What is expected
The exercise asks for every line of the data to be reproduced exactly.

Supplied information
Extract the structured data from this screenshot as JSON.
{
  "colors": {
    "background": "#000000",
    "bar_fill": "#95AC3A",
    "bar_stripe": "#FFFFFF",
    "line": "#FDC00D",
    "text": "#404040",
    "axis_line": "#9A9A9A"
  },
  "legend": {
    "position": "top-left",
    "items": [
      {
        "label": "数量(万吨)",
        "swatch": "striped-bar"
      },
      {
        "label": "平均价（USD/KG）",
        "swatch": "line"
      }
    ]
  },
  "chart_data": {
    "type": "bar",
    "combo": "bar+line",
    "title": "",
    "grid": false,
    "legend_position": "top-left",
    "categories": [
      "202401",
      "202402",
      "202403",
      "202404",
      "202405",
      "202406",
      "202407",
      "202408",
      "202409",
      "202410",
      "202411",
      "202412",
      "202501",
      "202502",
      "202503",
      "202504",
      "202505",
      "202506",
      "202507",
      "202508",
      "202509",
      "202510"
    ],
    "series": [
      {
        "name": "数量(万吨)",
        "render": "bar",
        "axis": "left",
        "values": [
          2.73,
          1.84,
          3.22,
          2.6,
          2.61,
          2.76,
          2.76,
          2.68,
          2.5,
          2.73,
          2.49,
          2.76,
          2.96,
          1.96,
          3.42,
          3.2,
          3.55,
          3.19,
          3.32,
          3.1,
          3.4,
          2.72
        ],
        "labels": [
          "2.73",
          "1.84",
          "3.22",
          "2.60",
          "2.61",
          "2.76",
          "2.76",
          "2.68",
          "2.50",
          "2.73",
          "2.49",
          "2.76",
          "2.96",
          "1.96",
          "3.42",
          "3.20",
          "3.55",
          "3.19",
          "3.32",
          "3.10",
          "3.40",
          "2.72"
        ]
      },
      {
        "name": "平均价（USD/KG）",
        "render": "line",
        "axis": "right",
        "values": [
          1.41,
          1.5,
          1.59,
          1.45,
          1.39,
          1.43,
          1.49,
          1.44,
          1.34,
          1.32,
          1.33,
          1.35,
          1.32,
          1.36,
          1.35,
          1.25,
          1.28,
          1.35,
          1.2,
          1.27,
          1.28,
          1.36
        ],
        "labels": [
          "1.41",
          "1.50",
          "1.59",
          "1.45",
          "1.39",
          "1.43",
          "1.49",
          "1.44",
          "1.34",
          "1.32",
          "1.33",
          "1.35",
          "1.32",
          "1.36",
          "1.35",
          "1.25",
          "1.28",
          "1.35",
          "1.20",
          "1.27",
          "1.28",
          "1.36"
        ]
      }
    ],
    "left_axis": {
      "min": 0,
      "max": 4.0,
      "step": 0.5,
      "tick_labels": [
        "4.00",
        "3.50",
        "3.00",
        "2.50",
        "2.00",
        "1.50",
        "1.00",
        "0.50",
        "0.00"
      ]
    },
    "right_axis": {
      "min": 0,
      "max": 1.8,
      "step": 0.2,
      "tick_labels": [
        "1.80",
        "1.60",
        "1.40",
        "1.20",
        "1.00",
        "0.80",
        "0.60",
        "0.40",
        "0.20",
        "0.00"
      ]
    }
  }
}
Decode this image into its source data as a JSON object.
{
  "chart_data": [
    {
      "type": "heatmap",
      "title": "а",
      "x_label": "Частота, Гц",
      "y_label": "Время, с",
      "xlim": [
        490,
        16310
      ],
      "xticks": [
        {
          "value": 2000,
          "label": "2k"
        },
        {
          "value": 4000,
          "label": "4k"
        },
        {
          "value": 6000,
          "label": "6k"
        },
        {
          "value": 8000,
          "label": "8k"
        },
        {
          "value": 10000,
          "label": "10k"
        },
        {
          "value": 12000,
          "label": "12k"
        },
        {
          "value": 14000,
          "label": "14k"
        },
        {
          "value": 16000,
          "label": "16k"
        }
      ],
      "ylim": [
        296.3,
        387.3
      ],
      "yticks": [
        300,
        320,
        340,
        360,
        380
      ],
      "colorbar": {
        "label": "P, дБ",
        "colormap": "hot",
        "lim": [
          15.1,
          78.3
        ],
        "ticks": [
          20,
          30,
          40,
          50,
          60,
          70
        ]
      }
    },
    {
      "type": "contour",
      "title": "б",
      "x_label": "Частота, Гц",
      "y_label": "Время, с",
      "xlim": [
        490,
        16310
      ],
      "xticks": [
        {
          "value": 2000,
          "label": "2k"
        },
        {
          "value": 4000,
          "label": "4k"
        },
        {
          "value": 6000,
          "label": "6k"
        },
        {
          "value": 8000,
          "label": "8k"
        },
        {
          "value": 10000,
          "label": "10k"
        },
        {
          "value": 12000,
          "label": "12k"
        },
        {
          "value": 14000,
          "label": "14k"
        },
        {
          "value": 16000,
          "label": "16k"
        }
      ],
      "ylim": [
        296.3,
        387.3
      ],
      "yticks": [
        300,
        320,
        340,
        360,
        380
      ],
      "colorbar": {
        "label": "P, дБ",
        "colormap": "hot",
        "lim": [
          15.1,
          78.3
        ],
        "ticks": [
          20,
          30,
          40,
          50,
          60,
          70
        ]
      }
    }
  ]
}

Response to the exercise
Extract the structured data from this screenshot as JSON.
{
  "colors": {
    "background": "#000000",
    "bar_fill": "#95AC3A",
    "bar_stripe": "#FFFFFF",
    "line": "#FDC00D",
    "text": "#404040",
    "axis_line": "#9A9A9A"
  },
  "legend": {
    "position": "top-left",
    "items": [
      {
        "label": "数量(万吨)",
        "swatch": "striped-bar"
      },
      {
        "label": "平均价（USD/KG）",
        "swatch": "line"
      }
    ]
  },
  "chart_data": {
    "type": "bar",
    "combo": "bar+line",
    "title": "",
    "grid": false,
    "legend_position": "top-left",
    "categories": [
      "202401",
      "202402",
      "202403",
      "202404",
      "202405",
      "202406",
      "202407",
      "202408",
      "202409",
      "202410",
      "202411",
      "202412",
      "202501",
      "202502",
      "202503",
      "202504",
      "202505",
      "202506",
      "202507",
      "202508",
      "202509",
      "202510"
    ],
    "series": [
      {
        "name": "数量(万吨)",
        "render": "bar",
        "axis": "left",
        "values": [
          2.73,
          1.84,
          3.22,
          2.6,
          2.61,
          2.76,
          2.76,
          2.68,
          2.5,
          2.73,
          2.49,
          2.76,
          2.96,
          1.96,
          3.42,
          3.2,
          3.55,
          3.19,
          3.32,
          3.1,
          3.4,
          2.72
        ],
        "labels": [
          "2.73",
          "1.84",
          "3.22",
          "2.60",
          "2.61",
          "2.76",
          "2.76",
          "2.68",
          "2.50",
          "2.73",
          "2.49",
          "2.76",
          "2.96",
          "1.96",
          "3.42",
          "3.20",
          "3.55",
          "3.19",
          "3.32",
          "3.10",
          "3.40",
          "2.72"
        ]
      },
      {
        "name": "平均价（USD/KG）",
        "render": "line",
        "axis": "right",
        "values": [
          1.41,
          1.5,
          1.59,
          1.45,
          1.39,
          1.43,
          1.49,
          1.44,
          1.34,
          1.32,
          1.33,
          1.35,
          1.32,
          1.36,
          1.35,
          1.25,
          1.28,
          1.35,
          1.2,
          1.27,
          1.28,
          1.36
        ],
        "labels": [
          "1.41",
          "1.50",
          "1.59",
          "1.45",
          "1.39",
          "1.43",
          "1.49",
          "1.44",
          "1.34",
          "1.32",
          "1.33",
          "1.35",
          "1.32",
          "1.36",
          "1.35",
          "1.25",
          "1.28",
          "1.35",
          "1.20",
          "1.27",
          "1.28",
          "1.36"
        ]
      }
    ],
    "left_axis": {
      "min": 0,
      "max": 4.0,
      "step": 0.5,
      "tick_labels": [
        "4.00",
        "3.50",
        "3.00",
        "2.50",
        "2.00",
        "1.50",
        "1.00",
        "0.50",
        "0.00"
      ]
    },
    "right_axis": {
      "min": 0,
      "max": 1.8,
      "step": 0.2,
      "tick_labels": [
        "1.80",
        "1.60",
        "1.40",
        "1.20",
        "1.00",
        "0.80",
        "0.60",
        "0.40",
        "0.20",
        "0.00"
      ]
    }
  }
}
Decode this image into its source data as a JSON object.
{
  "chart_data": [
    {
      "type": "heatmap",
      "title": "а",
      "x_label": "Частота, Гц",
      "y_label": "Время, с",
      "xlim": [
        490,
        16310
      ],
      "xticks": [
        {
          "value": 2000,
          "label": "2k"
        },
        {
          "value": 4000,
          "label": "4k"
        },
        {
          "value": 6000,
          "label": "6k"
        },
        {
          "value": 8000,
          "label": "8k"
        },
        {
          "value": 10000,
          "label": "10k"
        },
        {
          "value": 12000,
          "label": "12k"
        },
        {
          "value": 14000,
          "label": "14k"
        },
        {
          "value": 16000,
          "label": "16k"
        }
      ],
      "ylim": [
        296.3,
        387.3
      ],
      "yticks": [
        300,
        320,
        340,
        360,
        380
      ],
      "colorbar": {
        "label": "P, дБ",
        "colormap": "hot",
        "lim": [
          15.1,
          78.3
        ],
        "ticks": [
          20,
          30,
          40,
          50,
          60,
          70
        ]
      }
    },
    {
      "type": "contour",
      "title": "б",
      "x_label": "Частота, Гц",
      "y_label": "Время, с",
      "xlim": [
        490,
        16310
      ],
      "xticks": [
        {
          "value": 2000,
          "label": "2k"
        },
        {
          "value": 4000,
          "label": "4k"
        },
        {
          "value": 6000,
          "label": "6k"
        },
        {
          "value": 8000,
          "label": "8k"
        },
        {
          "value": 10000,
          "label": "10k"
        },
        {
          "value": 12000,
          "label": "12k"
        },
        {
          "value": 14000,
          "label": "14k"
        },
        {
          "value": 16000,
          "label": "16k"
        }
      ],
      "ylim": [
        296.3,
        387.3
      ],
      "yticks": [
        300,
        320,
        340,
        360,
        380
      ],
      "colorbar": {
        "label": "P, дБ",
        "colormap": "hot",
        "lim": [
          15.1,
          78.3
        ],
        "ticks": [
          20,
          30,
          40,
          50,
          60,
          70
        ]
      }
    }
  ]
}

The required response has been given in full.